• Items from a dataset:
[Begin]
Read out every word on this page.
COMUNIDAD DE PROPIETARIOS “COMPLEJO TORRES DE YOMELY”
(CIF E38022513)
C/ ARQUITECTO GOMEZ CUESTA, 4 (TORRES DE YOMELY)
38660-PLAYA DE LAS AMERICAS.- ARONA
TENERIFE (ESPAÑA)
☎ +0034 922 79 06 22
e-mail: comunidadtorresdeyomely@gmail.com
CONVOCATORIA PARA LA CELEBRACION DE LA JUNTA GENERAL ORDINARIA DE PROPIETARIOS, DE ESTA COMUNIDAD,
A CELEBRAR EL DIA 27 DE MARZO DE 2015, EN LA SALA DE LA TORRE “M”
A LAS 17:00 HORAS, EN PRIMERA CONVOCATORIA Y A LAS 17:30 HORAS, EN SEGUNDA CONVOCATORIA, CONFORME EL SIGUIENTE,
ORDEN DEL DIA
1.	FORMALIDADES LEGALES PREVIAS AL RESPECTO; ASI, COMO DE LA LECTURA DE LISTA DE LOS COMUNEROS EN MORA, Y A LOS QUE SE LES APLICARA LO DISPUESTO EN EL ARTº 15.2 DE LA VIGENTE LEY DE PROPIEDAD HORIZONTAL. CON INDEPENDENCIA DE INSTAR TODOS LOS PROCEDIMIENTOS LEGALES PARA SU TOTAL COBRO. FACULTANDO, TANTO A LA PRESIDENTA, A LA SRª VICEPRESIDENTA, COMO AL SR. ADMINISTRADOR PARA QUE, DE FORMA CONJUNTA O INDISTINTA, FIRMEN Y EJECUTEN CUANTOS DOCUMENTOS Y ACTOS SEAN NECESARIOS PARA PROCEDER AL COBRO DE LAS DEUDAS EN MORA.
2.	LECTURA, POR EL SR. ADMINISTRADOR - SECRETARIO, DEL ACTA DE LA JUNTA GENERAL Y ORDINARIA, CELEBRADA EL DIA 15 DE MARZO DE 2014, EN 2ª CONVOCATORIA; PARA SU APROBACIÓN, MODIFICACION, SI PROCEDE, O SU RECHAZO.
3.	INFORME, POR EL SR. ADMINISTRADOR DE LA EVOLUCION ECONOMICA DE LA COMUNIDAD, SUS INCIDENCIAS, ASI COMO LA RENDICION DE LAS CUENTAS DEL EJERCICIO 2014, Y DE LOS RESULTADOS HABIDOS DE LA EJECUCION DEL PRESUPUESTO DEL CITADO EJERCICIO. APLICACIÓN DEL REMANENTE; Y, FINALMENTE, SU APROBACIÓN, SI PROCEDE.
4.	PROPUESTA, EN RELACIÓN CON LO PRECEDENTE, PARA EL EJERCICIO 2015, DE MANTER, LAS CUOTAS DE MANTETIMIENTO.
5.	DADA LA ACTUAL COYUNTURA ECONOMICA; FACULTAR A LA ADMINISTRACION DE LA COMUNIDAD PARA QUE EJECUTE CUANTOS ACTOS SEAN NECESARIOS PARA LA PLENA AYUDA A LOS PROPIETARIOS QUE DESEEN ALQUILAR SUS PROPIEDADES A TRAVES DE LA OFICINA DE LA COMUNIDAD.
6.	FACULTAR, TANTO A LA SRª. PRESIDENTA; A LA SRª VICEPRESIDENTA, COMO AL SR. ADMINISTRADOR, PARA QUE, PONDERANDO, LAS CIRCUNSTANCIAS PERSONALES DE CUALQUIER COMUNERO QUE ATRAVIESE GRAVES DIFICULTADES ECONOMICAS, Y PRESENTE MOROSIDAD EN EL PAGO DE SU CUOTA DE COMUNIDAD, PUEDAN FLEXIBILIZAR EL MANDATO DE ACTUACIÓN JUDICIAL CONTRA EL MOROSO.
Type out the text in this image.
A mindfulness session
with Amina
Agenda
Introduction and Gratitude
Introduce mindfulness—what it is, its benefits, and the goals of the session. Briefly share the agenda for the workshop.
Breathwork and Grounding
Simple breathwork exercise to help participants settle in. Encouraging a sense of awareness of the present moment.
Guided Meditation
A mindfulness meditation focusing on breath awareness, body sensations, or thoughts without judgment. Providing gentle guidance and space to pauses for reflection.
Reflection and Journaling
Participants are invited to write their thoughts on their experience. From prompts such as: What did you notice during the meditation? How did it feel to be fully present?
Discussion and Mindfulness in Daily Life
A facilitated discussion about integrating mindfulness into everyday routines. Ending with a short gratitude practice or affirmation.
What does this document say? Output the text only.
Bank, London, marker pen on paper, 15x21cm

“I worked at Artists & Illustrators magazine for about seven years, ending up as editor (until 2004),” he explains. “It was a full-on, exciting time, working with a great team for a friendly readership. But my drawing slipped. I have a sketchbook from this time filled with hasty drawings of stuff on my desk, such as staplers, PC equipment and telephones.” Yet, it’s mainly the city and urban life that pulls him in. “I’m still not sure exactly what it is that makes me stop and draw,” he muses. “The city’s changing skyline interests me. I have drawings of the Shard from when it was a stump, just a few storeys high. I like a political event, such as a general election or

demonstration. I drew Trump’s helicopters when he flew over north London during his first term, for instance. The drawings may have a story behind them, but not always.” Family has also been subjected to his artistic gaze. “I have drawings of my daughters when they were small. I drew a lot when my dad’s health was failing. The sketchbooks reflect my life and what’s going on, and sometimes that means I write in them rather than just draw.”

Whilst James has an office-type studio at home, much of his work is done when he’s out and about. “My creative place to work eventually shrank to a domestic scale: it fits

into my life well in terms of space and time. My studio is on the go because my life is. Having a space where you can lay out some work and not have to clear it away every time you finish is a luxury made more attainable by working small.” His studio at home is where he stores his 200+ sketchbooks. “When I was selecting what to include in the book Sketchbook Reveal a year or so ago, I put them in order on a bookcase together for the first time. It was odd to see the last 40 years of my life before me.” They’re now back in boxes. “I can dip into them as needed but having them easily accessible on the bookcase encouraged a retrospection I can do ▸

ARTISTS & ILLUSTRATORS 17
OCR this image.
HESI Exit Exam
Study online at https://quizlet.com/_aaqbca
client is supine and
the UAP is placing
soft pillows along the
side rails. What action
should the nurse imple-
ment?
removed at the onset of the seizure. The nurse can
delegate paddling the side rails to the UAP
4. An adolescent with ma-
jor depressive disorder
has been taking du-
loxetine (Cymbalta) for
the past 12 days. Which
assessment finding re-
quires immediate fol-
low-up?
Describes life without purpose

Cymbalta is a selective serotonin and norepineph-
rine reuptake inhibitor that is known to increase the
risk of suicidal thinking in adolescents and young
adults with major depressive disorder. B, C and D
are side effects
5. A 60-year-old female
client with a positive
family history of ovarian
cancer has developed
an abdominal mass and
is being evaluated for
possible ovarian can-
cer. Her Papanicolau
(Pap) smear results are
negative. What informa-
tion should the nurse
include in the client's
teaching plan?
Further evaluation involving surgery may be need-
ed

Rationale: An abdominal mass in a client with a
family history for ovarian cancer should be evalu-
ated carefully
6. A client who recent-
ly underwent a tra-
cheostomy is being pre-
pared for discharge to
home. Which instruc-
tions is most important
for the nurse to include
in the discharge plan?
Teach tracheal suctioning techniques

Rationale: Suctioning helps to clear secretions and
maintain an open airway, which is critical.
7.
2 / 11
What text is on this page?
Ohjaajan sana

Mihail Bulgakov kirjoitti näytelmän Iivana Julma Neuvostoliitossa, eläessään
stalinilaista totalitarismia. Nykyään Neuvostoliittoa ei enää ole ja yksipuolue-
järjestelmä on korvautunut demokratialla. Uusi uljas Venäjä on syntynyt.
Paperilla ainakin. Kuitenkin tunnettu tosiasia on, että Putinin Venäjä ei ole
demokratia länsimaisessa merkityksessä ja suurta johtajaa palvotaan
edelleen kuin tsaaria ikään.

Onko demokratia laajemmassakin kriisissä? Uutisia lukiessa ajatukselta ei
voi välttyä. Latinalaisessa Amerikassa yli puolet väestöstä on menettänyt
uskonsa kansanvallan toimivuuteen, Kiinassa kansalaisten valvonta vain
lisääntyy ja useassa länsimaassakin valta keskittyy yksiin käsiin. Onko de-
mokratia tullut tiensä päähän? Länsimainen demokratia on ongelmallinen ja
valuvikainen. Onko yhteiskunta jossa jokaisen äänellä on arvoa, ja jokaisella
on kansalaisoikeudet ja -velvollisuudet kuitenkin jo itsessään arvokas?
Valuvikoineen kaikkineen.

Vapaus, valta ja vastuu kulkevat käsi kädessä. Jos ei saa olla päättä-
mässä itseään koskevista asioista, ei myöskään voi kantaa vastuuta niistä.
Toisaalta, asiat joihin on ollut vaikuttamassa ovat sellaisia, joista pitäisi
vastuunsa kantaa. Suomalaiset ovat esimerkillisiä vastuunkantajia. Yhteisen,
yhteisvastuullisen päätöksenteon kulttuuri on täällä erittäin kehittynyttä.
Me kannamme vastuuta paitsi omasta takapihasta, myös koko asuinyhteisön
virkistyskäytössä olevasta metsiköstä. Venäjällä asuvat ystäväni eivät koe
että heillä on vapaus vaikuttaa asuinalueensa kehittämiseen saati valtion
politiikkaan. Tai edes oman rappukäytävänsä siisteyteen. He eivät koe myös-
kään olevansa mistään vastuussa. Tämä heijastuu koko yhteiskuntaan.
[End]
Show every line in the records above that contains the word "MARZO".

A CELEBRAR EL DIA 27 DE MARZO DE 2015, EN LA SALA DE LA TORRE “M”
2.	LECTURA, POR EL SR. ADMINISTRADOR - SECRETARIO, DEL ACTA DE LA JUNTA GENERAL Y ORDINARIA, CELEBRADA EL DIA 15 DE MARZO DE 2014, EN 2ª CONVOCATORIA; PARA SU APROBACIÓN, MODIFICACION, SI PROCEDE, O SU RECHAZO.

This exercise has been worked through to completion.